JOB » Print all of the data exactly as written.

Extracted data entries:

## Start

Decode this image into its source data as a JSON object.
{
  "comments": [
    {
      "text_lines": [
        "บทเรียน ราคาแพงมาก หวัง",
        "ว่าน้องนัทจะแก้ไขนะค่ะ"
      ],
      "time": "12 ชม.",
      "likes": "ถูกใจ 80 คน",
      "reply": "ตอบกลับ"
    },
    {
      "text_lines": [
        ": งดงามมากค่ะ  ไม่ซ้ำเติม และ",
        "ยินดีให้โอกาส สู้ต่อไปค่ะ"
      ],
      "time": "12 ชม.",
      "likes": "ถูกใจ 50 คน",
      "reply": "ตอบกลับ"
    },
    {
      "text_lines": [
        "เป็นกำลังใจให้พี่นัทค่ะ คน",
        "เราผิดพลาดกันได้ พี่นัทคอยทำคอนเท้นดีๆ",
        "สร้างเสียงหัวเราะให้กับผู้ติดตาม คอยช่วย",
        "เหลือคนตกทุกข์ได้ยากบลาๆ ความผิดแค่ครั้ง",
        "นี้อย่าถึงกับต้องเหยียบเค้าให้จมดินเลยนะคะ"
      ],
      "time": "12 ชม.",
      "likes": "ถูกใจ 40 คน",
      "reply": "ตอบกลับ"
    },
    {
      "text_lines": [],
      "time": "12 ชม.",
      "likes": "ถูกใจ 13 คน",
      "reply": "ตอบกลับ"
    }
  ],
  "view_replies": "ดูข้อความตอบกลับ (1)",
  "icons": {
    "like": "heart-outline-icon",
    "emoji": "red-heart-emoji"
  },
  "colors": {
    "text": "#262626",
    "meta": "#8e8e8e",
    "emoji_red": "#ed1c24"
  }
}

## End

ANSWER TO THIS TASK »
Decode this image into its source data as a JSON object.
{
  "comments": [
    {
      "text_lines": [
        "บทเรียน ราคาแพงมาก หวัง",
        "ว่าน้องนัทจะแก้ไขนะค่ะ"
      ],
      "time": "12 ชม.",
      "likes": "ถูกใจ 80 คน",
      "reply": "ตอบกลับ"
    },
    {
      "text_lines": [
        ": งดงามมากค่ะ  ไม่ซ้ำเติม และ",
        "ยินดีให้โอกาส สู้ต่อไปค่ะ"
      ],
      "time": "12 ชม.",
      "likes": "ถูกใจ 50 คน",
      "reply": "ตอบกลับ"
    },
    {
      "text_lines": [
        "เป็นกำลังใจให้พี่นัทค่ะ คน",
        "เราผิดพลาดกันได้ พี่นัทคอยทำคอนเท้นดีๆ",
        "สร้างเสียงหัวเราะให้กับผู้ติดตาม คอยช่วย",
        "เหลือคนตกทุกข์ได้ยากบลาๆ ความผิดแค่ครั้ง",
        "นี้อย่าถึงกับต้องเหยียบเค้าให้จมดินเลยนะคะ"
      ],
      "time": "12 ชม.",
      "likes": "ถูกใจ 40 คน",
      "reply": "ตอบกลับ"
    },
    {
      "text_lines": [],
      "time": "12 ชม.",
      "likes": "ถูกใจ 13 คน",
      "reply": "ตอบกลับ"
    }
  ],
  "view_replies": "ดูข้อความตอบกลับ (1)",
  "icons": {
    "like": "heart-outline-icon",
    "emoji": "red-heart-emoji"
  },
  "colors": {
    "text": "#262626",
    "meta": "#8e8e8e",
    "emoji_red": "#ed1c24"
  }
}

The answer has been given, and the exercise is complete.